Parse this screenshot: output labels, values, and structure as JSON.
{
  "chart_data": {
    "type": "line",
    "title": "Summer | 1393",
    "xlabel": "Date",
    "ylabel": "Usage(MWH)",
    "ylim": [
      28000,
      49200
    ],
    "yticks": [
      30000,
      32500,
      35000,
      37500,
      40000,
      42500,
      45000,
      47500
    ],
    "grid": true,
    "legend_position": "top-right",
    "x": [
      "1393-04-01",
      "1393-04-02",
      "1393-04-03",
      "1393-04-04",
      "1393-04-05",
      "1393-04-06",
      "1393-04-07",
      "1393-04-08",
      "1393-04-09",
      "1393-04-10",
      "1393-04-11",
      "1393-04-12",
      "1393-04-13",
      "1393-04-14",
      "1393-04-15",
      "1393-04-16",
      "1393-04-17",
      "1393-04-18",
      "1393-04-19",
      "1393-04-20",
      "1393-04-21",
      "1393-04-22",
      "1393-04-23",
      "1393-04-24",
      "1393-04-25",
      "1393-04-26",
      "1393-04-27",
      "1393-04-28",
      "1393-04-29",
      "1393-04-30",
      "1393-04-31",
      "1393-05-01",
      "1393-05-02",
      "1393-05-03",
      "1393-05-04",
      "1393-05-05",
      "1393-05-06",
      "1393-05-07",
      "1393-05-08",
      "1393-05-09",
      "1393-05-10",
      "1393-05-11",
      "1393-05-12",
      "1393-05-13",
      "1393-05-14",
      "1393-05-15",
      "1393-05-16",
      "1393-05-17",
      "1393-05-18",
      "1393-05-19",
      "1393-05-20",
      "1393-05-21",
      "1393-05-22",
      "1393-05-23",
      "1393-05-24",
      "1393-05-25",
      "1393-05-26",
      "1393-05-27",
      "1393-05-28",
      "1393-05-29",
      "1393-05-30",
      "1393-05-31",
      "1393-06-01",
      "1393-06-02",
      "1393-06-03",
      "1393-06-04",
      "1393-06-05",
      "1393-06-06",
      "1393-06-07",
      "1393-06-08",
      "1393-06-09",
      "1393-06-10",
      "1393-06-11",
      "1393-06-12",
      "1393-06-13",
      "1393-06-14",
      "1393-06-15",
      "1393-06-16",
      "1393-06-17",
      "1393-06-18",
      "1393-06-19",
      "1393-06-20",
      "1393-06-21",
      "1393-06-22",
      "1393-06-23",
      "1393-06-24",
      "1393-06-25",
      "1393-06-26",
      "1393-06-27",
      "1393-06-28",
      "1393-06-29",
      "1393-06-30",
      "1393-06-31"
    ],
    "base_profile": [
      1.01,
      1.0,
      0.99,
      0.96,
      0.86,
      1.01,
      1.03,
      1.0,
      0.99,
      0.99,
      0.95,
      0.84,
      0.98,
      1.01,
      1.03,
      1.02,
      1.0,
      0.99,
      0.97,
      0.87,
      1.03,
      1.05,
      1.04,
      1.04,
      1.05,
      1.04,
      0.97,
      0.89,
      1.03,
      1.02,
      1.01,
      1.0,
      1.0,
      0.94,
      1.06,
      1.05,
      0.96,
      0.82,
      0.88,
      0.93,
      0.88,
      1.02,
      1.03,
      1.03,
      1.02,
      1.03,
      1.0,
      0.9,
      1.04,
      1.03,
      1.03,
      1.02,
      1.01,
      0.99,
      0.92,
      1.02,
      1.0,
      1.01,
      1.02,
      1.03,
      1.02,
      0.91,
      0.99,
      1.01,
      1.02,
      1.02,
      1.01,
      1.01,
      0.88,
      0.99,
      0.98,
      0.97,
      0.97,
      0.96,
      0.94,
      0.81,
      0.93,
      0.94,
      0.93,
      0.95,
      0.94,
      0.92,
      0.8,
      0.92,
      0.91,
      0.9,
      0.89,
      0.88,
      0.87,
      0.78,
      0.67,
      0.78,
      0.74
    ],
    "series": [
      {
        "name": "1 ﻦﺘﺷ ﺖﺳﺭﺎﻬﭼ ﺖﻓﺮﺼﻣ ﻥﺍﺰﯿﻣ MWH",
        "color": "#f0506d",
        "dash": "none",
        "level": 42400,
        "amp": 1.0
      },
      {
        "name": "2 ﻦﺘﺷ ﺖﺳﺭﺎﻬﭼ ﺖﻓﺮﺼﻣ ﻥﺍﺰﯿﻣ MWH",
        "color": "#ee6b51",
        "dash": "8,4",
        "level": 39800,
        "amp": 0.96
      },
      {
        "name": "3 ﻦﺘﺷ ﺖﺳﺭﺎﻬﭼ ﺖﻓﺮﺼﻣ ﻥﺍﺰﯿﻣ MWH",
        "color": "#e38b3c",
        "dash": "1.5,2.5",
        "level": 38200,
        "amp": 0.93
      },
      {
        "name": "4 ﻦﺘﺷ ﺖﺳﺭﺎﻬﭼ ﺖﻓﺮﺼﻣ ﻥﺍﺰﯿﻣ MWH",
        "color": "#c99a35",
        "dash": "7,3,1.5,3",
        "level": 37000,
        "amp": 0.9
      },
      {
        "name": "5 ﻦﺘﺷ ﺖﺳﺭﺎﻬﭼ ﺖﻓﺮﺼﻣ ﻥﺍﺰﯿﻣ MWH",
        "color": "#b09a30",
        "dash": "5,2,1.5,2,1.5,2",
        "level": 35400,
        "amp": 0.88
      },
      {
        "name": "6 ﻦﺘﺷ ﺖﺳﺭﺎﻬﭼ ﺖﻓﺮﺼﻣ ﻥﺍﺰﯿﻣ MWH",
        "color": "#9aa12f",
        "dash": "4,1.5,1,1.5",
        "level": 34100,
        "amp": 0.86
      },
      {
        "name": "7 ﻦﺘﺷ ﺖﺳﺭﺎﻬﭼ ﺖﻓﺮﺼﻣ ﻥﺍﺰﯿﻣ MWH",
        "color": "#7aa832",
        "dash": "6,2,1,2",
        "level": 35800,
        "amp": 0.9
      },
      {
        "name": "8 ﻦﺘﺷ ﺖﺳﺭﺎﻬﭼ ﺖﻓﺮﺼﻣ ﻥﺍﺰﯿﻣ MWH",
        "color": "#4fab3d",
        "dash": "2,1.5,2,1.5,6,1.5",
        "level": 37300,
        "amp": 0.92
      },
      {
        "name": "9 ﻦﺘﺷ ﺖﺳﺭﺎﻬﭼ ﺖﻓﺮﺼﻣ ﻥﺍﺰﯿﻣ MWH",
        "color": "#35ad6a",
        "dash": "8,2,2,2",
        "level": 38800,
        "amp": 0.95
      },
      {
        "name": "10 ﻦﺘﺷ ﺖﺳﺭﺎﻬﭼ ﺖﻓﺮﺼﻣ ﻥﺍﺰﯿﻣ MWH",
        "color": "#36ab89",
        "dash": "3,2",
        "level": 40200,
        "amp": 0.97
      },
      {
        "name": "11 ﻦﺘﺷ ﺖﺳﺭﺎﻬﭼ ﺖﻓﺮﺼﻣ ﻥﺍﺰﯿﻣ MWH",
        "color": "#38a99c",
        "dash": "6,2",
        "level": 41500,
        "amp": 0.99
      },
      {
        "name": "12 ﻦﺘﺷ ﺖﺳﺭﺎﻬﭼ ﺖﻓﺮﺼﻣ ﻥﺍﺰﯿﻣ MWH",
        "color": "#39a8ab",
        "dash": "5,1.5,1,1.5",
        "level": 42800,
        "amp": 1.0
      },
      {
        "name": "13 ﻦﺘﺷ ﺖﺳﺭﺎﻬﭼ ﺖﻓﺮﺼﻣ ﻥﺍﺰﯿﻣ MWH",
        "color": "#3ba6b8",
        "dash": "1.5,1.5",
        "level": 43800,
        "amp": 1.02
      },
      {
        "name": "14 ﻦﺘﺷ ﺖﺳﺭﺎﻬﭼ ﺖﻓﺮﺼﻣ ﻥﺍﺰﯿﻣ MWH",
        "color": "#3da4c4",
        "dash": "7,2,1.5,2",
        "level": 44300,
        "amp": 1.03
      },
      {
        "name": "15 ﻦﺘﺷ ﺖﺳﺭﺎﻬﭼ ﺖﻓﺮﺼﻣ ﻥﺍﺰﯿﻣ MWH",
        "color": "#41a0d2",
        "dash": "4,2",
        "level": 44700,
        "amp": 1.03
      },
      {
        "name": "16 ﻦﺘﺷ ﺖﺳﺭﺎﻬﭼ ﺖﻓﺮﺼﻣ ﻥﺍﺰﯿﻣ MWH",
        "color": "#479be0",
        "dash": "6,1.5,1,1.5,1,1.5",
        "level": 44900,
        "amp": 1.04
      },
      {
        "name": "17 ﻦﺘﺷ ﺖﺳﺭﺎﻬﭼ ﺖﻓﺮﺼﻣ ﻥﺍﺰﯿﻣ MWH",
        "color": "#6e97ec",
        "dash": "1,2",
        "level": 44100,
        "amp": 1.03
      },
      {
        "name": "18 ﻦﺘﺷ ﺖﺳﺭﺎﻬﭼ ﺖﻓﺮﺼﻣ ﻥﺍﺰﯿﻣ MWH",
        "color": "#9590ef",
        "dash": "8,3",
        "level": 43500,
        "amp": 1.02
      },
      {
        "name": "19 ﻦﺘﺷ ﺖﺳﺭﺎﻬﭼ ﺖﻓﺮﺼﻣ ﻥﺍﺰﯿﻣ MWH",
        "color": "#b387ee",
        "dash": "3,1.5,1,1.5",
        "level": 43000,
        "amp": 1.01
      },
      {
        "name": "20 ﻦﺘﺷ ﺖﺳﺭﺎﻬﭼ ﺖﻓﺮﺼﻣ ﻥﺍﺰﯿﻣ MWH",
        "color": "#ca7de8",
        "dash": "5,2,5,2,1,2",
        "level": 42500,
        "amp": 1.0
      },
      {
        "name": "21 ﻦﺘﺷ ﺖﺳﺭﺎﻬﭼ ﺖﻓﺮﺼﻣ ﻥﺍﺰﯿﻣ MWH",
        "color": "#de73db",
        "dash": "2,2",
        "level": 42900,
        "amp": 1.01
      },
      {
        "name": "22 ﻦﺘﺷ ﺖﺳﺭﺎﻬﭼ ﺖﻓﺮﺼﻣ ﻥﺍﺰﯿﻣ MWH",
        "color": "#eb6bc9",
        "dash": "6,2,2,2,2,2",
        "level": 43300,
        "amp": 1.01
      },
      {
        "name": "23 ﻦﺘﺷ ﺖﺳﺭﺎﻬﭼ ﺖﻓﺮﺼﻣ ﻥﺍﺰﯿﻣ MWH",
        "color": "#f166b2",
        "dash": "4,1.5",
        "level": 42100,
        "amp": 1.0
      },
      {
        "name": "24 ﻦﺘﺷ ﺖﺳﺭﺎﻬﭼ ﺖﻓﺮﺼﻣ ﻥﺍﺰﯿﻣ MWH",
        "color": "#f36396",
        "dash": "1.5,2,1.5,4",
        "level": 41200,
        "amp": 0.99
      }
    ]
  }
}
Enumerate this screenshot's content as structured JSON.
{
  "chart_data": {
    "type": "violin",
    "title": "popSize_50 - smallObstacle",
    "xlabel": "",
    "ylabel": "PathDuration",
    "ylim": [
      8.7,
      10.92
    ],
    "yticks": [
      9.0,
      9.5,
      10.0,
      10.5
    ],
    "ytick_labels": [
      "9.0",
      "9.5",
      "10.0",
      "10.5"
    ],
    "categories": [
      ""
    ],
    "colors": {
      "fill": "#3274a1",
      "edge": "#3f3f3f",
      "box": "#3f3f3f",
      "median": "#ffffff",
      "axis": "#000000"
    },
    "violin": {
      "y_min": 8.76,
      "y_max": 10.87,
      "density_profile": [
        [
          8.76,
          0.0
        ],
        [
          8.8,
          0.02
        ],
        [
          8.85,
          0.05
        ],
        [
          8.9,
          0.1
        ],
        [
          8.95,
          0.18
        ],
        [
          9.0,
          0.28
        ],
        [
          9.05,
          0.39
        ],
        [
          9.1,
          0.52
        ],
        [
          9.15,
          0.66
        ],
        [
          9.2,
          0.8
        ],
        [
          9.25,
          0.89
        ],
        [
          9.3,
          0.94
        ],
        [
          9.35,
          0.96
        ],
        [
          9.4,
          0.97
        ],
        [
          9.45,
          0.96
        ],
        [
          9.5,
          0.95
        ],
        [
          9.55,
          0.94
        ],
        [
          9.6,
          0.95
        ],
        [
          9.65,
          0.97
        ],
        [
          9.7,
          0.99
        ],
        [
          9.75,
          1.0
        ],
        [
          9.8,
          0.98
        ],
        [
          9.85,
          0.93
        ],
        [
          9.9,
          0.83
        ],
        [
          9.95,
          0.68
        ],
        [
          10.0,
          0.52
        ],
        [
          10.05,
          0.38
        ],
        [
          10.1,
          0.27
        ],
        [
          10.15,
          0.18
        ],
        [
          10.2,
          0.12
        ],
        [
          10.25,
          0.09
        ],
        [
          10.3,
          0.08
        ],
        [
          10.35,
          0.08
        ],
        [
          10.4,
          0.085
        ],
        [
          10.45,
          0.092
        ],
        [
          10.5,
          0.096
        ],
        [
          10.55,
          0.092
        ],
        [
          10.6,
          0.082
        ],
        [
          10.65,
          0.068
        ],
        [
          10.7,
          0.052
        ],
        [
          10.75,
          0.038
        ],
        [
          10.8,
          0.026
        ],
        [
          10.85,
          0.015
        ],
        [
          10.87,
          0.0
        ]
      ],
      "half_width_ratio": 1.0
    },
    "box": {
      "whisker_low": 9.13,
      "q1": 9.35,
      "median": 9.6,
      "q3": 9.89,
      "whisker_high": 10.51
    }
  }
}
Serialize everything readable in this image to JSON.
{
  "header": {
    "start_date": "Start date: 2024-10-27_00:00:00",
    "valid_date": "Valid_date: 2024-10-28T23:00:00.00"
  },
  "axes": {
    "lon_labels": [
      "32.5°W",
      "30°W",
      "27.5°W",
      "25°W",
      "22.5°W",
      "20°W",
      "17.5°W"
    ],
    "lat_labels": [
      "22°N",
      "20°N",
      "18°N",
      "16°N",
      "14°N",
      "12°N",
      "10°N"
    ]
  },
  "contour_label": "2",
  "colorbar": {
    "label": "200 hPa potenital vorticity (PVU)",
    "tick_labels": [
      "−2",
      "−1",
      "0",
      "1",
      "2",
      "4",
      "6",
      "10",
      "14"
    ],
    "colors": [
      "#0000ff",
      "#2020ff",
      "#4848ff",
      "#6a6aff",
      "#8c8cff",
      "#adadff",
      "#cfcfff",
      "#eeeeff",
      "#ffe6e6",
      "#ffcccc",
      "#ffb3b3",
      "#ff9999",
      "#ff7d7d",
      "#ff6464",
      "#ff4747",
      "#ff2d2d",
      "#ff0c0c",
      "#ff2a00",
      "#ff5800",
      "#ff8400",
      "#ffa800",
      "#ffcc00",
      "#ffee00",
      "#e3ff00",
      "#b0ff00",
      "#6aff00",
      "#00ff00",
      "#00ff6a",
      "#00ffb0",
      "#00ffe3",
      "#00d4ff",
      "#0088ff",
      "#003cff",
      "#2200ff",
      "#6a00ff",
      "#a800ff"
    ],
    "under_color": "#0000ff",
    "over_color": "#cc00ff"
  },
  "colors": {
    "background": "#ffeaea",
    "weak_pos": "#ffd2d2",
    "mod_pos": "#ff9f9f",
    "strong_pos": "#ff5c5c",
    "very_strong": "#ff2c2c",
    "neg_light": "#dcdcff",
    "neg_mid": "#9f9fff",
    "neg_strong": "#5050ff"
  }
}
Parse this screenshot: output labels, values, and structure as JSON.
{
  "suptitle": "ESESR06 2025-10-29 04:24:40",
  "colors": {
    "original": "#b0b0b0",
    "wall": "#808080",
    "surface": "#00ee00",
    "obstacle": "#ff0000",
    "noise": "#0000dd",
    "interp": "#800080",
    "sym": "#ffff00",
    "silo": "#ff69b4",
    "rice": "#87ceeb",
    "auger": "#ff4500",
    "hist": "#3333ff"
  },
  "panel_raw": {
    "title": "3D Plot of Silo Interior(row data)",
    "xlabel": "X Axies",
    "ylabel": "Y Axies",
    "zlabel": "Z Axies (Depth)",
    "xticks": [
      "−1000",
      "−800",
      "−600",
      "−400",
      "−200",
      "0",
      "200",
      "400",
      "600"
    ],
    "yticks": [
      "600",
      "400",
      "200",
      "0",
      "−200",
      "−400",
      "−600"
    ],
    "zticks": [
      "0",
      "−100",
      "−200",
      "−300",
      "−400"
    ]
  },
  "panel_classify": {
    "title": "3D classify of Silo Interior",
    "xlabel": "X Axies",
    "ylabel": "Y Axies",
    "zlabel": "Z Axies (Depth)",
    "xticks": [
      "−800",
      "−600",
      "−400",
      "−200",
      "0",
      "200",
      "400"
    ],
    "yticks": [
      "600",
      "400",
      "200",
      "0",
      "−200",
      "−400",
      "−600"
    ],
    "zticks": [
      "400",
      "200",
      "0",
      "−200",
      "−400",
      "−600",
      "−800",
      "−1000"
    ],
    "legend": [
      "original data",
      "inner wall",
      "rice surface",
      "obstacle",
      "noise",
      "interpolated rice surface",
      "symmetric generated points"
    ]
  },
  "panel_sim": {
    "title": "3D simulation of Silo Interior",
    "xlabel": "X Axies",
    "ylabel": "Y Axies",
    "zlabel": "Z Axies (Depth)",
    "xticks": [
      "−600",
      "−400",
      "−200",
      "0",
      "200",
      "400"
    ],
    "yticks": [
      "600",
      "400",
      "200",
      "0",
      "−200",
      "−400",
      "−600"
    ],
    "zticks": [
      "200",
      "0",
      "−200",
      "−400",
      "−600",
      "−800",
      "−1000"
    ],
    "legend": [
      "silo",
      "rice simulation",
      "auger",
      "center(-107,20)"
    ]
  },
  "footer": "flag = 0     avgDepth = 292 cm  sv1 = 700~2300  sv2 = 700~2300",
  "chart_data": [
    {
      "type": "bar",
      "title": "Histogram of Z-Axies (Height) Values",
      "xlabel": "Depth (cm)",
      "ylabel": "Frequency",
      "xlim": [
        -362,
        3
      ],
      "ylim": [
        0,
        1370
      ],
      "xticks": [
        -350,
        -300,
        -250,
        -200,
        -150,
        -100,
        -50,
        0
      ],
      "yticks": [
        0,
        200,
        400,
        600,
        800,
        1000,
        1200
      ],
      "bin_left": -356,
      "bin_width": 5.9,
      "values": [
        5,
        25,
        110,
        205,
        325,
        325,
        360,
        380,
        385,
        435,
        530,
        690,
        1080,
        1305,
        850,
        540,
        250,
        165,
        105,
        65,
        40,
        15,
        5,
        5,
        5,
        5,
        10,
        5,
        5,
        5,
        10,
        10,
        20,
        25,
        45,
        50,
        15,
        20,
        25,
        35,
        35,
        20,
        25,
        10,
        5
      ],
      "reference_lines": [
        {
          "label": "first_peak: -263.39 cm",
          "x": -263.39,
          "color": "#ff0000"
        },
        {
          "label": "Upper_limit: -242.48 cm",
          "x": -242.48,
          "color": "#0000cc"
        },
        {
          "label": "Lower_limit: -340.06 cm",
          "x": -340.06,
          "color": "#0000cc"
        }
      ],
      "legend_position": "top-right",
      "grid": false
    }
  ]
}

# # # # # # #

Written task — Identify every line holding the word "right" and copy it out.

Correct output —
    "legend_position": "top-right",
      "legend_position": "top-right",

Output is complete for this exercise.